## ROWS
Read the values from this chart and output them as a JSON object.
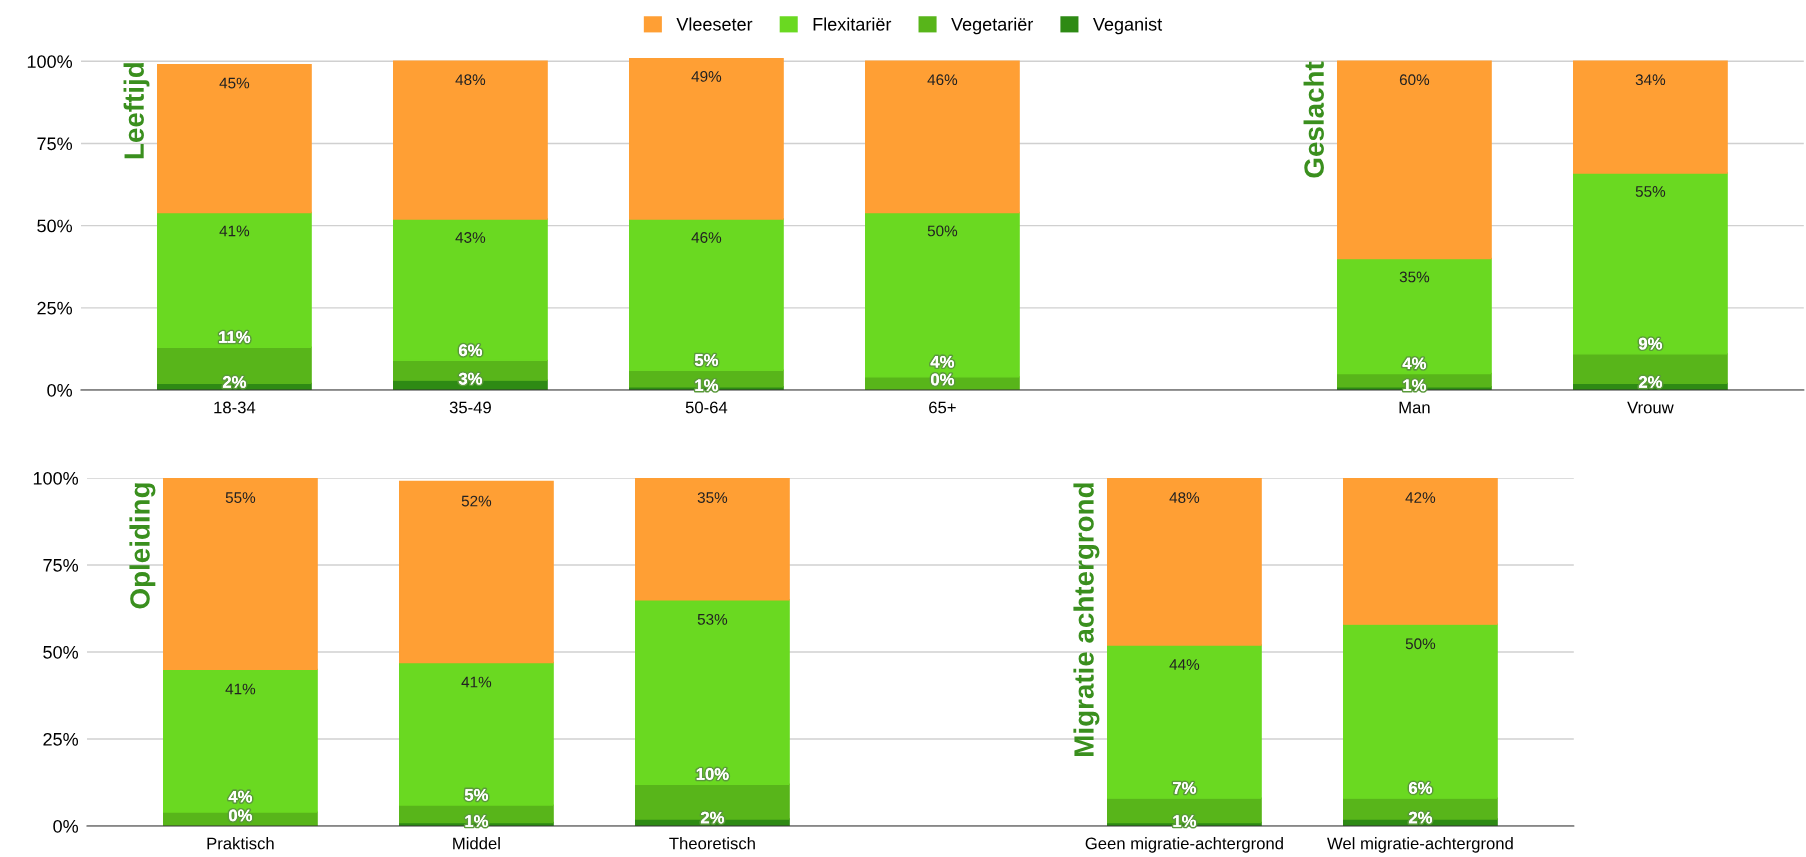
{
  "chart_data": [
    {
      "type": "bar",
      "stacked": true,
      "categories": [
        "18-34",
        "35-49",
        "50-64",
        "65+",
        null,
        "Man",
        "Vrouw"
      ],
      "series": [
        {
          "name": "Veganist",
          "color": "#2e8a14",
          "values": [
            2,
            3,
            1,
            0,
            null,
            1,
            2
          ],
          "value_labels": [
            "2%",
            "3%",
            "1%",
            "0%",
            null,
            "1%",
            "2%"
          ]
        },
        {
          "name": "Vegetariër",
          "color": "#58b51a",
          "values": [
            11,
            6,
            5,
            4,
            null,
            4,
            9
          ],
          "value_labels": [
            "11%",
            "6%",
            "5%",
            "4%",
            null,
            "4%",
            "9%"
          ]
        },
        {
          "name": "Flexitariër",
          "color": "#6ad921",
          "values": [
            41,
            43,
            46,
            50,
            null,
            35,
            55
          ],
          "value_labels": [
            "41%",
            "43%",
            "46%",
            "50%",
            null,
            "35%",
            "55%"
          ]
        },
        {
          "name": "Vleeseter",
          "color": "#ff9f34",
          "values": [
            45,
            48,
            49,
            46,
            null,
            60,
            34
          ],
          "value_labels": [
            "45%",
            "48%",
            "49%",
            "46%",
            null,
            "60%",
            "34%"
          ]
        }
      ],
      "ylim": [
        0,
        101
      ],
      "yticks": [
        {
          "value": 0,
          "label": "0%"
        },
        {
          "value": 25,
          "label": "25%"
        },
        {
          "value": 50,
          "label": "50%"
        },
        {
          "value": 75,
          "label": "75%"
        },
        {
          "value": 100,
          "label": "100%"
        }
      ],
      "grid": "y",
      "legend": "top",
      "annotations": [
        "Leeftijd",
        "Geslacht"
      ]
    },
    {
      "type": "bar",
      "stacked": true,
      "categories": [
        "Praktisch",
        "Middel",
        "Theoretisch",
        null,
        "Geen migratie-achtergrond",
        "Wel migratie-achtergrond"
      ],
      "series": [
        {
          "color": "#2e8a14",
          "values": [
            0,
            1,
            2,
            null,
            1,
            2
          ],
          "value_labels": [
            "0%",
            "1%",
            "2%",
            null,
            "1%",
            "2%"
          ]
        },
        {
          "color": "#58b51a",
          "values": [
            4,
            5,
            10,
            null,
            7,
            6
          ],
          "value_labels": [
            "4%",
            "5%",
            "10%",
            null,
            "7%",
            "6%"
          ]
        },
        {
          "color": "#6ad921",
          "values": [
            41,
            41,
            53,
            null,
            44,
            50
          ],
          "value_labels": [
            "41%",
            "41%",
            "53%",
            null,
            "44%",
            "50%"
          ]
        },
        {
          "color": "#ff9f34",
          "values": [
            55,
            52,
            35,
            null,
            48,
            42
          ],
          "value_labels": [
            "55%",
            "52%",
            "35%",
            null,
            "48%",
            "42%"
          ]
        }
      ],
      "ylim": [
        0,
        100
      ],
      "yticks": [
        {
          "value": 0,
          "label": "0%"
        },
        {
          "value": 25,
          "label": "25%"
        },
        {
          "value": 50,
          "label": "50%"
        },
        {
          "value": 75,
          "label": "75%"
        },
        {
          "value": 100,
          "label": "100%"
        }
      ],
      "grid": "y",
      "annotations": [
        "Opleiding",
        "Migratie achtergrond"
      ]
    }
  ]
}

## YOUR INSTRUCTIONS
All of the entries above should be duplicated exactly, except for the pictures.

## CORRECT ANSWER
Read the values from this chart and output them as a JSON object.
{
  "chart_data": [
    {
      "type": "bar",
      "stacked": true,
      "categories": [
        "18-34",
        "35-49",
        "50-64",
        "65+",
        null,
        "Man",
        "Vrouw"
      ],
      "series": [
        {
          "name": "Veganist",
          "color": "#2e8a14",
          "values": [
            2,
            3,
            1,
            0,
            null,
            1,
            2
          ],
          "value_labels": [
            "2%",
            "3%",
            "1%",
            "0%",
            null,
            "1%",
            "2%"
          ]
        },
        {
          "name": "Vegetariër",
          "color": "#58b51a",
          "values": [
            11,
            6,
            5,
            4,
            null,
            4,
            9
          ],
          "value_labels": [
            "11%",
            "6%",
            "5%",
            "4%",
            null,
            "4%",
            "9%"
          ]
        },
        {
          "name": "Flexitariër",
          "color": "#6ad921",
          "values": [
            41,
            43,
            46,
            50,
            null,
            35,
            55
          ],
          "value_labels": [
            "41%",
            "43%",
            "46%",
            "50%",
            null,
            "35%",
            "55%"
          ]
        },
        {
          "name": "Vleeseter",
          "color": "#ff9f34",
          "values": [
            45,
            48,
            49,
            46,
            null,
            60,
            34
          ],
          "value_labels": [
            "45%",
            "48%",
            "49%",
            "46%",
            null,
            "60%",
            "34%"
          ]
        }
      ],
      "ylim": [
        0,
        101
      ],
      "yticks": [
        {
          "value": 0,
          "label": "0%"
        },
        {
          "value": 25,
          "label": "25%"
        },
        {
          "value": 50,
          "label": "50%"
        },
        {
          "value": 75,
          "label": "75%"
        },
        {
          "value": 100,
          "label": "100%"
        }
      ],
      "grid": "y",
      "legend": "top",
      "annotations": [
        "Leeftijd",
        "Geslacht"
      ]
    },
    {
      "type": "bar",
      "stacked": true,
      "categories": [
        "Praktisch",
        "Middel",
        "Theoretisch",
        null,
        "Geen migratie-achtergrond",
        "Wel migratie-achtergrond"
      ],
      "series": [
        {
          "color": "#2e8a14",
          "values": [
            0,
            1,
            2,
            null,
            1,
            2
          ],
          "value_labels": [
            "0%",
            "1%",
            "2%",
            null,
            "1%",
            "2%"
          ]
        },
        {
          "color": "#58b51a",
          "values": [
            4,
            5,
            10,
            null,
            7,
            6
          ],
          "value_labels": [
            "4%",
            "5%",
            "10%",
            null,
            "7%",
            "6%"
          ]
        },
        {
          "color": "#6ad921",
          "values": [
            41,
            41,
            53,
            null,
            44,
            50
          ],
          "value_labels": [
            "41%",
            "41%",
            "53%",
            null,
            "44%",
            "50%"
          ]
        },
        {
          "color": "#ff9f34",
          "values": [
            55,
            52,
            35,
            null,
            48,
            42
          ],
          "value_labels": [
            "55%",
            "52%",
            "35%",
            null,
            "48%",
            "42%"
          ]
        }
      ],
      "ylim": [
        0,
        100
      ],
      "yticks": [
        {
          "value": 0,
          "label": "0%"
        },
        {
          "value": 25,
          "label": "25%"
        },
        {
          "value": 50,
          "label": "50%"
        },
        {
          "value": 75,
          "label": "75%"
        },
        {
          "value": 100,
          "label": "100%"
        }
      ],
      "grid": "y",
      "annotations": [
        "Opleiding",
        "Migratie achtergrond"
      ]
    }
  ]
}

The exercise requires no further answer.